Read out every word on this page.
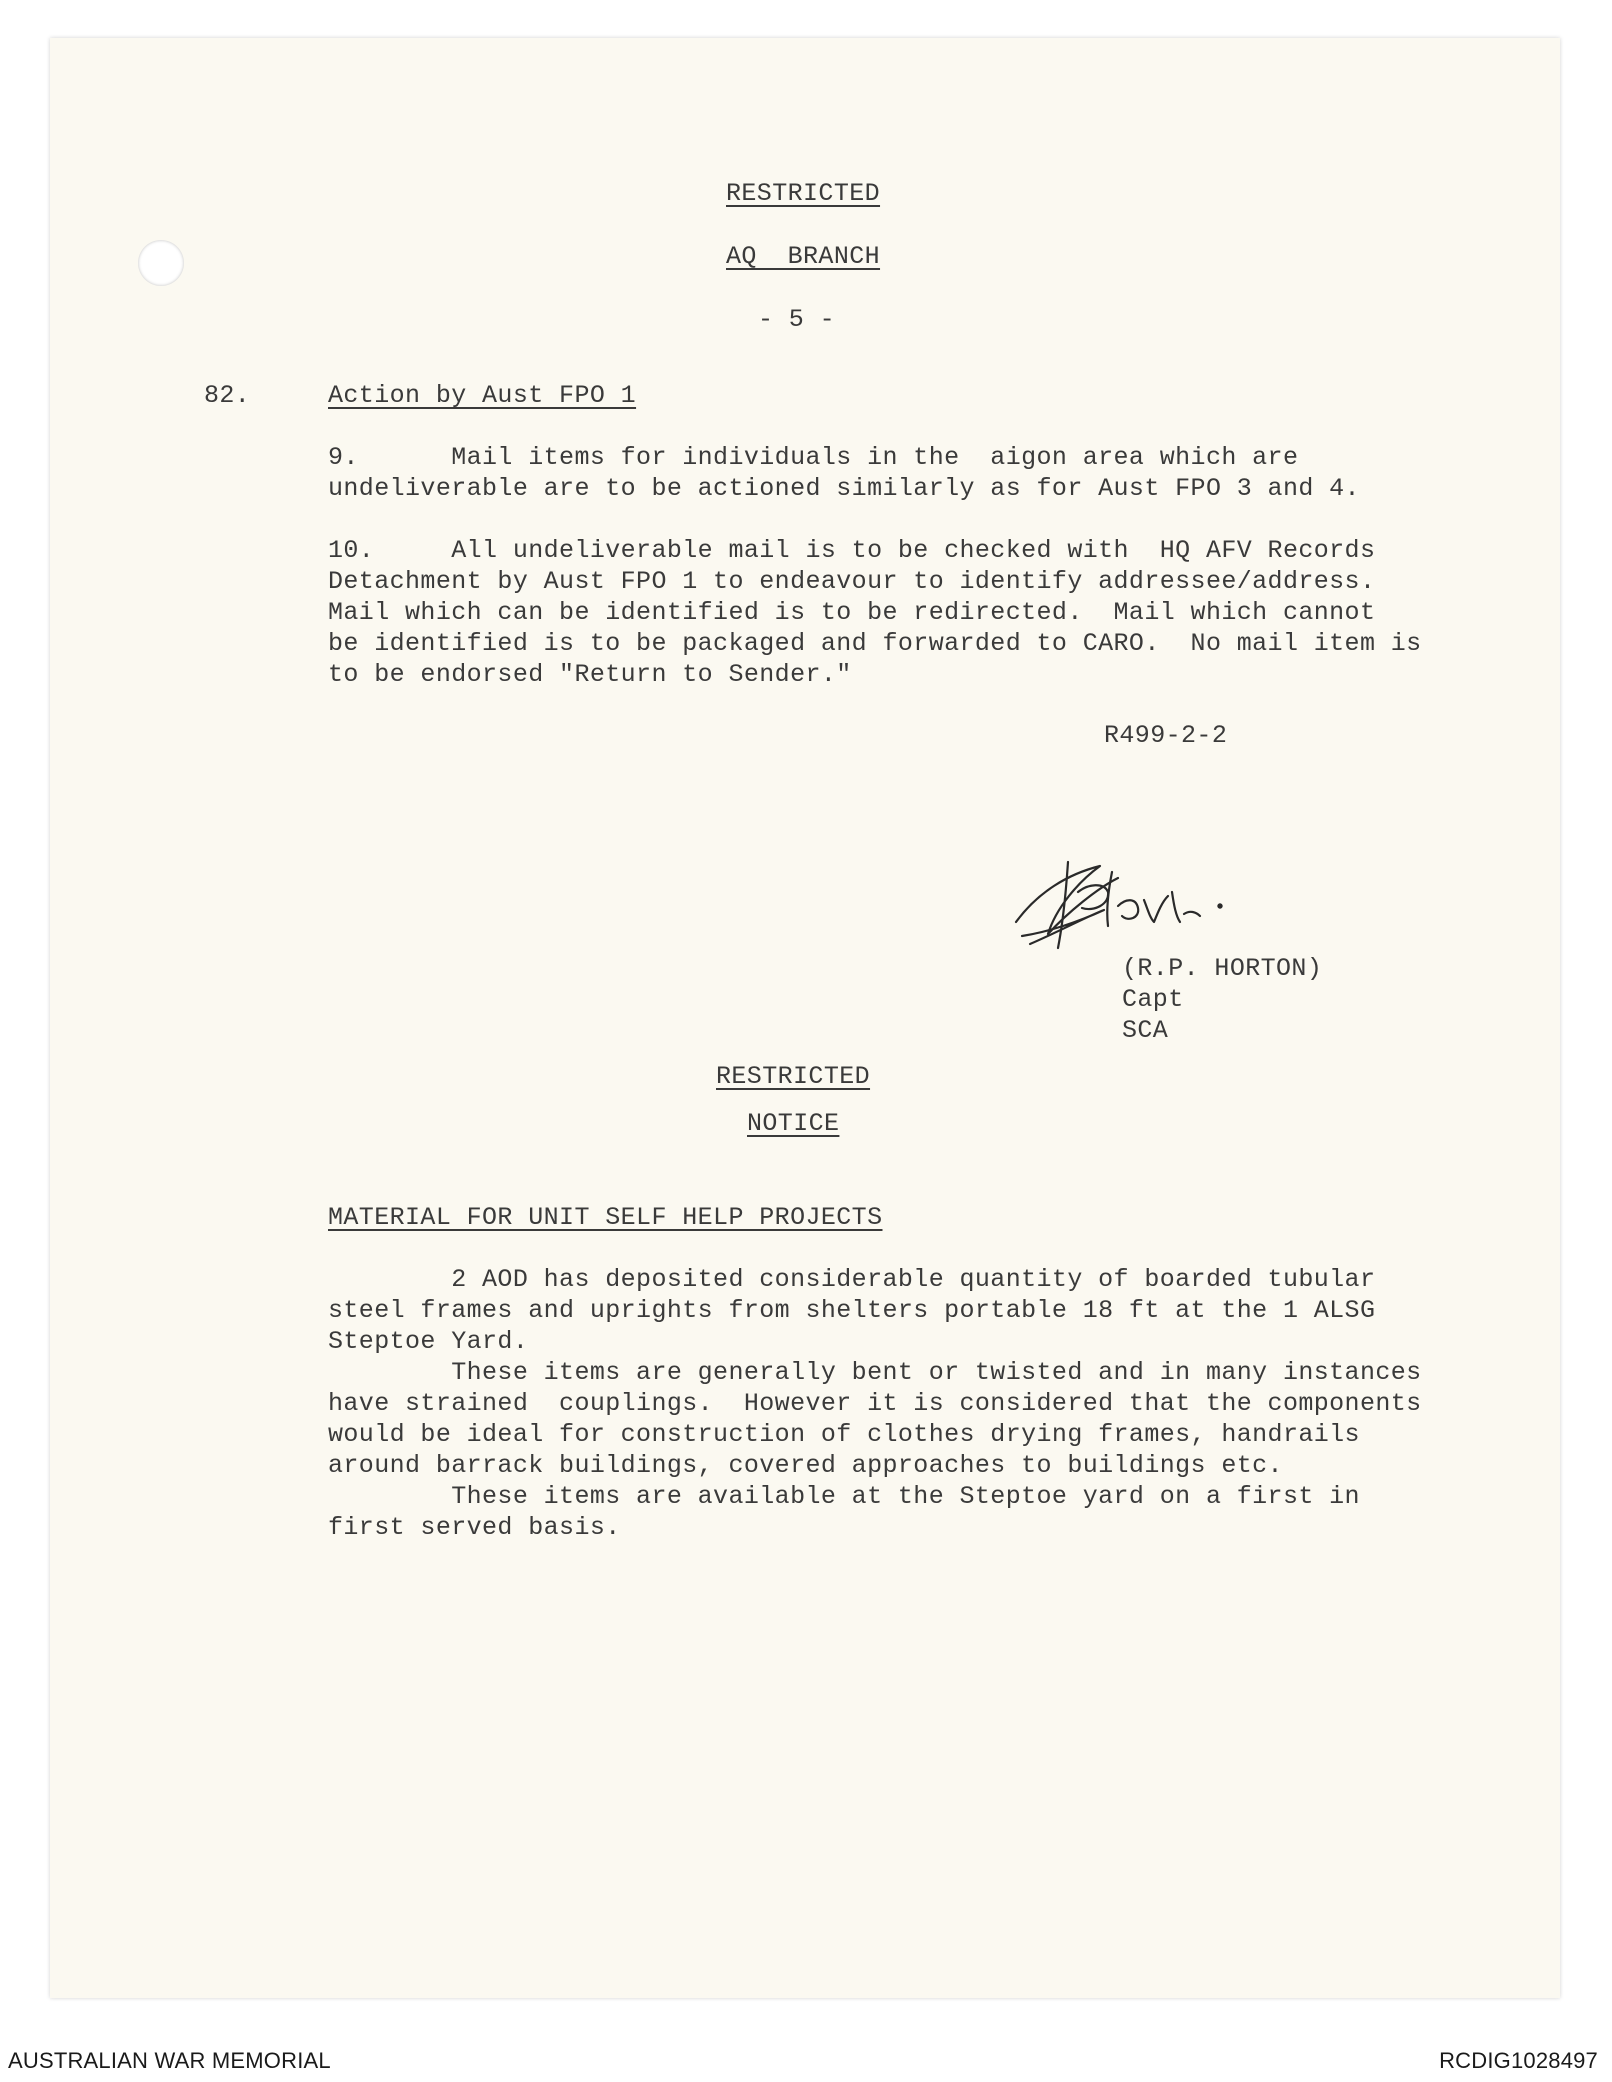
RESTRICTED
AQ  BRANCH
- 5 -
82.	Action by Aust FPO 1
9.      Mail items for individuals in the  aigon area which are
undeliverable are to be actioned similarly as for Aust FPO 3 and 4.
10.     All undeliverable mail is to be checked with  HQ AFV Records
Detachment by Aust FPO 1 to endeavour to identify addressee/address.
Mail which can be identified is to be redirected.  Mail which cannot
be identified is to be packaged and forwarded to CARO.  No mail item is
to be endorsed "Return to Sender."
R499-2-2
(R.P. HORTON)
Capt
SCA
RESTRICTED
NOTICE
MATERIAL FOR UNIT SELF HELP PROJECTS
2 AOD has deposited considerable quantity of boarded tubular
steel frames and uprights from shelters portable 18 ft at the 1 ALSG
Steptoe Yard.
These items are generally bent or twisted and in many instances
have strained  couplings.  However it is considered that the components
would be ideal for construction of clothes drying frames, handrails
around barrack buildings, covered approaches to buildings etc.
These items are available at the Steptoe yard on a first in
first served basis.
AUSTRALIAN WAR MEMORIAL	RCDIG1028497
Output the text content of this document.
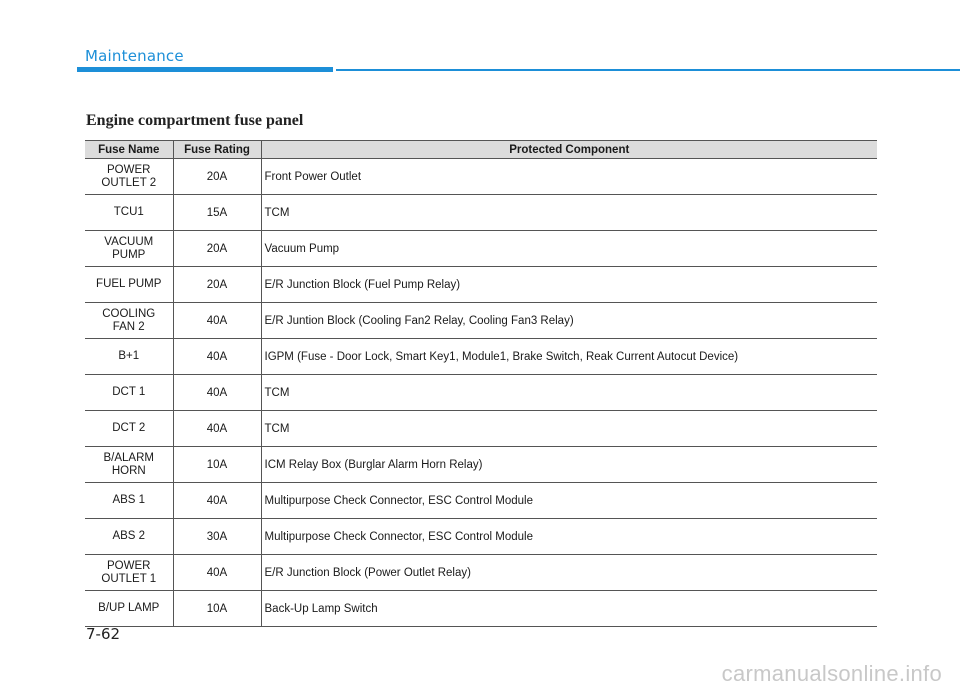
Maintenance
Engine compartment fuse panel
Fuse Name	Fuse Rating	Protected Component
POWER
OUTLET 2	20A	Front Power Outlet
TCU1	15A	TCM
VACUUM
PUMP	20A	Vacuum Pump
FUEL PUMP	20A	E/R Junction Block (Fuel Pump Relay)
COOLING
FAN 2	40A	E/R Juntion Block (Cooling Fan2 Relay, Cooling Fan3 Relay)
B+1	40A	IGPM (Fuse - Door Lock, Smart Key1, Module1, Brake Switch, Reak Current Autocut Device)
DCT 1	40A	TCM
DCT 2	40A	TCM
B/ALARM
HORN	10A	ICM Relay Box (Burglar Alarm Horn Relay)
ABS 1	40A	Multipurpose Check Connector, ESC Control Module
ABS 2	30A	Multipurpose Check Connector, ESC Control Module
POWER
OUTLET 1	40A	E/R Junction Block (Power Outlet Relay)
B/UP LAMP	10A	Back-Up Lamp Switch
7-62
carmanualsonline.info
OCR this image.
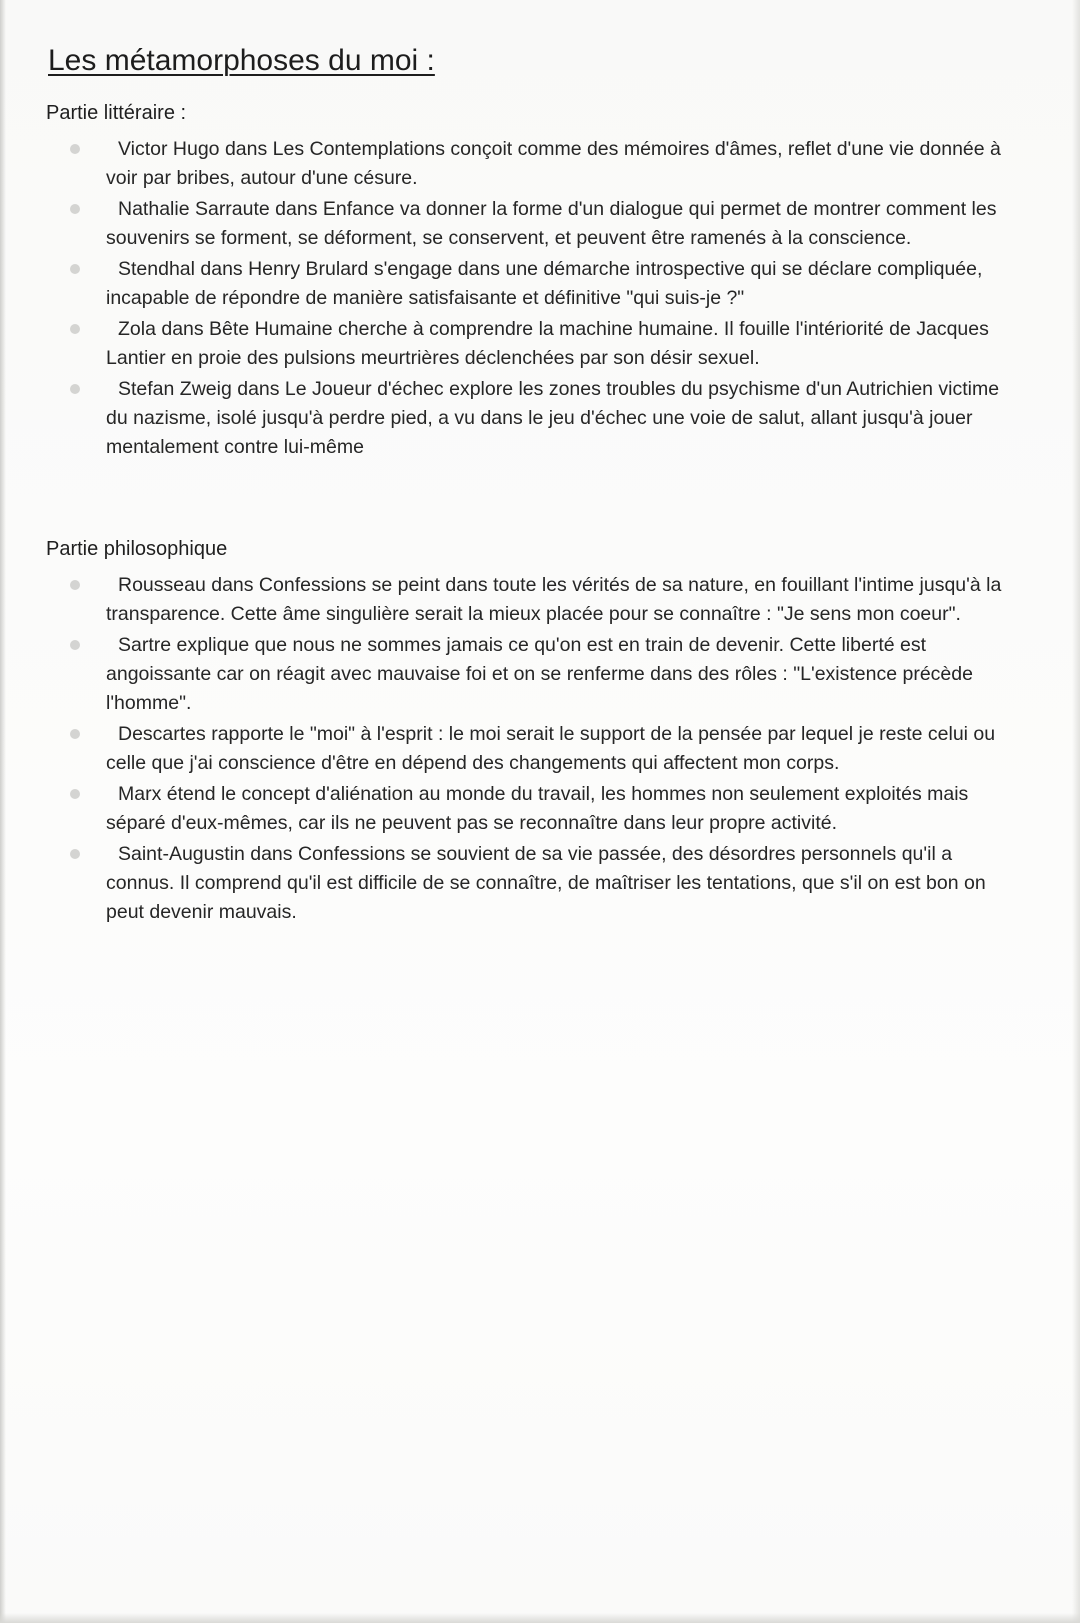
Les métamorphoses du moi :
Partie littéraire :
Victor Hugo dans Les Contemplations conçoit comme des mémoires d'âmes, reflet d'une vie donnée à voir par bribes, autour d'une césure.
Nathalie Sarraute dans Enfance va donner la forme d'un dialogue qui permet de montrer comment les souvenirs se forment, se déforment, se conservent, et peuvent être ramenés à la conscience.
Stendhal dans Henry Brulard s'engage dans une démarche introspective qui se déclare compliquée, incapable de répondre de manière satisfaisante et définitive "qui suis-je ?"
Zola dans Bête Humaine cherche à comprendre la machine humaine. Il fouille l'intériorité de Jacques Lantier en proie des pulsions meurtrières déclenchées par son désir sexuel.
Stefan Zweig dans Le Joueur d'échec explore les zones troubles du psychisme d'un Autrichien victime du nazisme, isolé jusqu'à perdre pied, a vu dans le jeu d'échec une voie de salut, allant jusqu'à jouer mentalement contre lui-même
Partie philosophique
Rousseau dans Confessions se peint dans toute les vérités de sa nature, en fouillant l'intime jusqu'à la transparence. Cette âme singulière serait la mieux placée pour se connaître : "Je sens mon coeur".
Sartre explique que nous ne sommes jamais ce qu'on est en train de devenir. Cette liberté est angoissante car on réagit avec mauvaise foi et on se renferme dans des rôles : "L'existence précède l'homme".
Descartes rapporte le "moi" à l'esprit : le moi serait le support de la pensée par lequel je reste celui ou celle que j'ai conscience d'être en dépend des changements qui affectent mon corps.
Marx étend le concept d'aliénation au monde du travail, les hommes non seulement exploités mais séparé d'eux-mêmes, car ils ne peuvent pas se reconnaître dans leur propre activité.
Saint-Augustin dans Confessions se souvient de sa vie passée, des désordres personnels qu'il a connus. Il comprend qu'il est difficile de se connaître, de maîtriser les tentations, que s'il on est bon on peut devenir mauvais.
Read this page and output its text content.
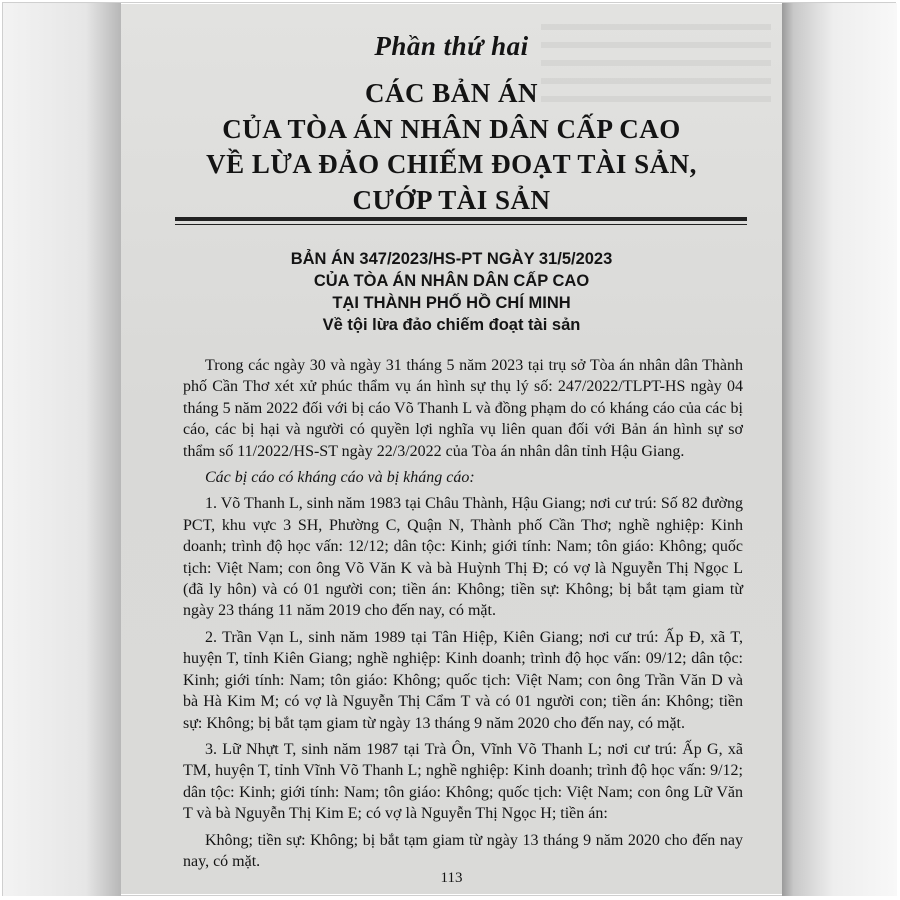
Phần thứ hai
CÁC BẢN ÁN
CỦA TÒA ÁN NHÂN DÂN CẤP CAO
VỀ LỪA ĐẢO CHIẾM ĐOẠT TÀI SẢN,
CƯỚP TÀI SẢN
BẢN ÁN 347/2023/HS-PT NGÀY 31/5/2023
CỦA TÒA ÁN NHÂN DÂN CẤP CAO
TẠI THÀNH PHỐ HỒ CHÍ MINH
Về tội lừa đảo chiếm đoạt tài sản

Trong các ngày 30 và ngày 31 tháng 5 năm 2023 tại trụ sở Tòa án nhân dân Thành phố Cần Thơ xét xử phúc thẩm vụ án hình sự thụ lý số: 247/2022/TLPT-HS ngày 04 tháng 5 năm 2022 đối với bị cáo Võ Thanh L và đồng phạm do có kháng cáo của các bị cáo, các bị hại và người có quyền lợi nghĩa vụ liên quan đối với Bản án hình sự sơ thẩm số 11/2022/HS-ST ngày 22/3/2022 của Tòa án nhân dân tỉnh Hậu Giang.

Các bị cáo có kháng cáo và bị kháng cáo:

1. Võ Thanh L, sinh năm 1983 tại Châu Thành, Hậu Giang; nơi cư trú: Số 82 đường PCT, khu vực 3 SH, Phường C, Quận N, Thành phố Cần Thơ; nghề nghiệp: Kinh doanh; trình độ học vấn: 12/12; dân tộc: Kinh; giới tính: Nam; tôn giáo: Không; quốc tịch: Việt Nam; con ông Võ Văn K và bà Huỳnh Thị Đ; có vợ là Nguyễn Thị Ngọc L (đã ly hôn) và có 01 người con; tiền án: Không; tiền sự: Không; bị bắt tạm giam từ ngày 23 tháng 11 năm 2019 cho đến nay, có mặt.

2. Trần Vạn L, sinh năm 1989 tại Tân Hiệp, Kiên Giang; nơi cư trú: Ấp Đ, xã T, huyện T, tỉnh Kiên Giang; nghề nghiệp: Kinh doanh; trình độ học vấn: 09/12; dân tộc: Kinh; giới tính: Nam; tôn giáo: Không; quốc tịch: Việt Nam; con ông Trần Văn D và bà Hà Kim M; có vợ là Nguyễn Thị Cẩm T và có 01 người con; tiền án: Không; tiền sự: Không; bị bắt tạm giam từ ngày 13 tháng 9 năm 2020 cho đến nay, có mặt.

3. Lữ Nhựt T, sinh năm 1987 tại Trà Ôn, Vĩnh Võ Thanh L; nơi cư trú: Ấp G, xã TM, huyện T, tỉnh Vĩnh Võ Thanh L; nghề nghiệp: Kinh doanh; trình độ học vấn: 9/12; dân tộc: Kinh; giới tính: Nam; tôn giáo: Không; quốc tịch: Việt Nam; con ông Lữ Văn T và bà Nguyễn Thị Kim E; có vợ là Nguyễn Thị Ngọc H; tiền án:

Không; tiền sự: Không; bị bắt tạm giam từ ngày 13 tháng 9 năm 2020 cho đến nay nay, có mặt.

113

## [SHORT EXERCISE]
Only the number is wanted: count the lines of the records that hold the word "Control".

## [REPLY]
2